Transcribe all records exactly.

BEGIN Working data

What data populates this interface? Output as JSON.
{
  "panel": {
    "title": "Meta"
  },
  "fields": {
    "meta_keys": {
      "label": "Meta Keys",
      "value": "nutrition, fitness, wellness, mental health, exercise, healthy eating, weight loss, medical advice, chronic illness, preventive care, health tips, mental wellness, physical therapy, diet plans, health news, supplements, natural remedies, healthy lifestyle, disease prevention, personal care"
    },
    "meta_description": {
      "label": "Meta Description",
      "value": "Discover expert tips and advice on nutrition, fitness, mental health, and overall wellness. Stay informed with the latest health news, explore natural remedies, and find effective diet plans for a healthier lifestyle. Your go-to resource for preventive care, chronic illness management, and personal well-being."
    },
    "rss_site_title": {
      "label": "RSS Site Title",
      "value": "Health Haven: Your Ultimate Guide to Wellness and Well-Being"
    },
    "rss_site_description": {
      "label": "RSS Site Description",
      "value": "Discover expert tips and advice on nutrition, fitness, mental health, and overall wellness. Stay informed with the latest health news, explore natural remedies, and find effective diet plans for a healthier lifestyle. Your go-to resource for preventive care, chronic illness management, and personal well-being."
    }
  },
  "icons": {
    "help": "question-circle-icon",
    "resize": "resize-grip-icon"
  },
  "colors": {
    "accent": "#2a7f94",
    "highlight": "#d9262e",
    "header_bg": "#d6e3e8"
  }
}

END Working data

— Exercise answer —
What data populates this interface? Output as JSON.
{
  "panel": {
    "title": "Meta"
  },
  "fields": {
    "meta_keys": {
      "label": "Meta Keys",
      "value": "nutrition, fitness, wellness, mental health, exercise, healthy eating, weight loss, medical advice, chronic illness, preventive care, health tips, mental wellness, physical therapy, diet plans, health news, supplements, natural remedies, healthy lifestyle, disease prevention, personal care"
    },
    "meta_description": {
      "label": "Meta Description",
      "value": "Discover expert tips and advice on nutrition, fitness, mental health, and overall wellness. Stay informed with the latest health news, explore natural remedies, and find effective diet plans for a healthier lifestyle. Your go-to resource for preventive care, chronic illness management, and personal well-being."
    },
    "rss_site_title": {
      "label": "RSS Site Title",
      "value": "Health Haven: Your Ultimate Guide to Wellness and Well-Being"
    },
    "rss_site_description": {
      "label": "RSS Site Description",
      "value": "Discover expert tips and advice on nutrition, fitness, mental health, and overall wellness. Stay informed with the latest health news, explore natural remedies, and find effective diet plans for a healthier lifestyle. Your go-to resource for preventive care, chronic illness management, and personal well-being."
    }
  },
  "icons": {
    "help": "question-circle-icon",
    "resize": "resize-grip-icon"
  },
  "colors": {
    "accent": "#2a7f94",
    "highlight": "#d9262e",
    "header_bg": "#d6e3e8"
  }
}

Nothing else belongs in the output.